Problem requirements -> Each line containing the word "icon" must be collected.

Records shown ->
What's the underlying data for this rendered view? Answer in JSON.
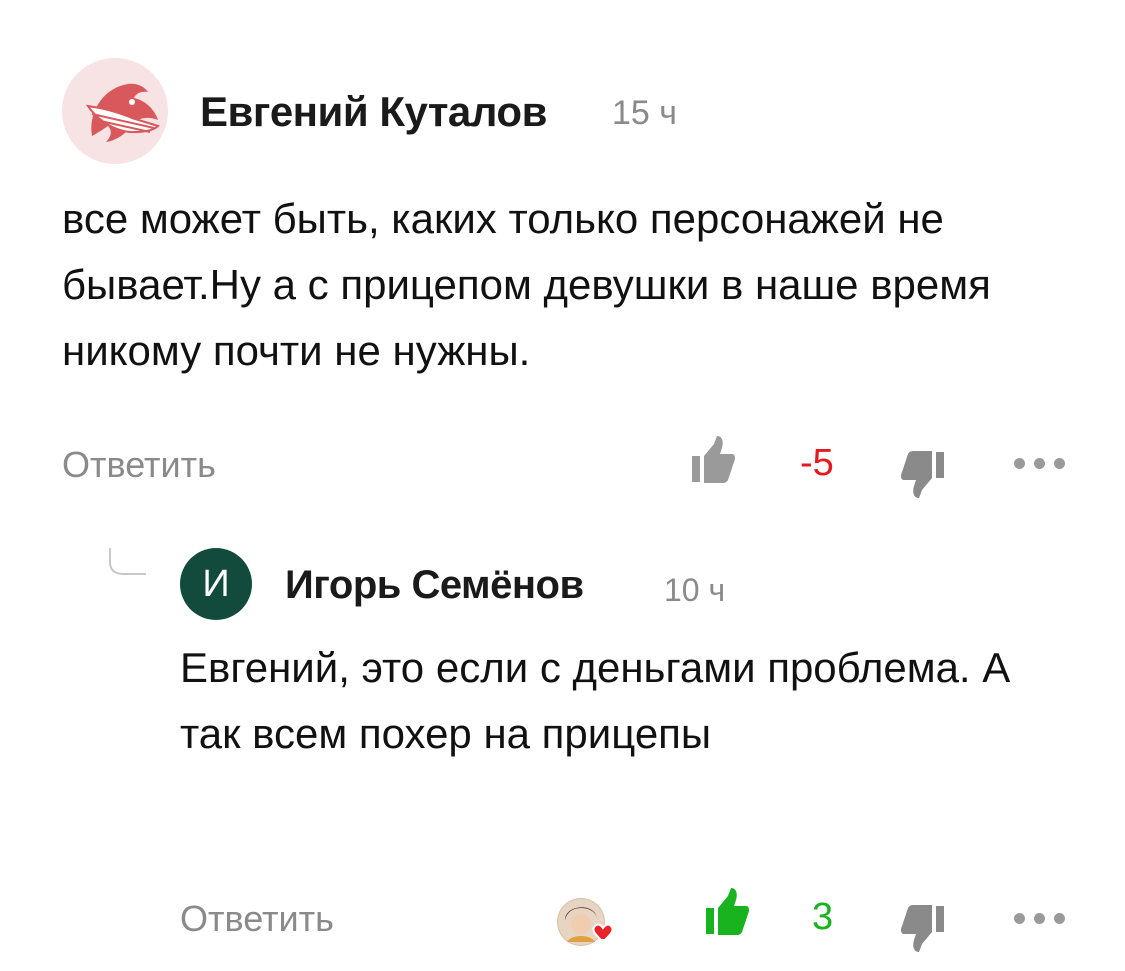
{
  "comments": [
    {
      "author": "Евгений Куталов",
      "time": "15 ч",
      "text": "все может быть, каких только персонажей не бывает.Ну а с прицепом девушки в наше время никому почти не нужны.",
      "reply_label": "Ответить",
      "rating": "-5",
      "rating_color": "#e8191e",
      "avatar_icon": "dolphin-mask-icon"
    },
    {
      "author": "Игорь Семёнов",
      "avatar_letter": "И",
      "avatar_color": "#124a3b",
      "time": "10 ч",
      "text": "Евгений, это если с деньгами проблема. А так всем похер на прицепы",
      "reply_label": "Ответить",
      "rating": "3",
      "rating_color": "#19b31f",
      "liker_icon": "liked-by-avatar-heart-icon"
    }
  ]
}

Response below ->
      "avatar_icon": "dolphin-mask-icon"
      "liker_icon": "liked-by-avatar-heart-icon"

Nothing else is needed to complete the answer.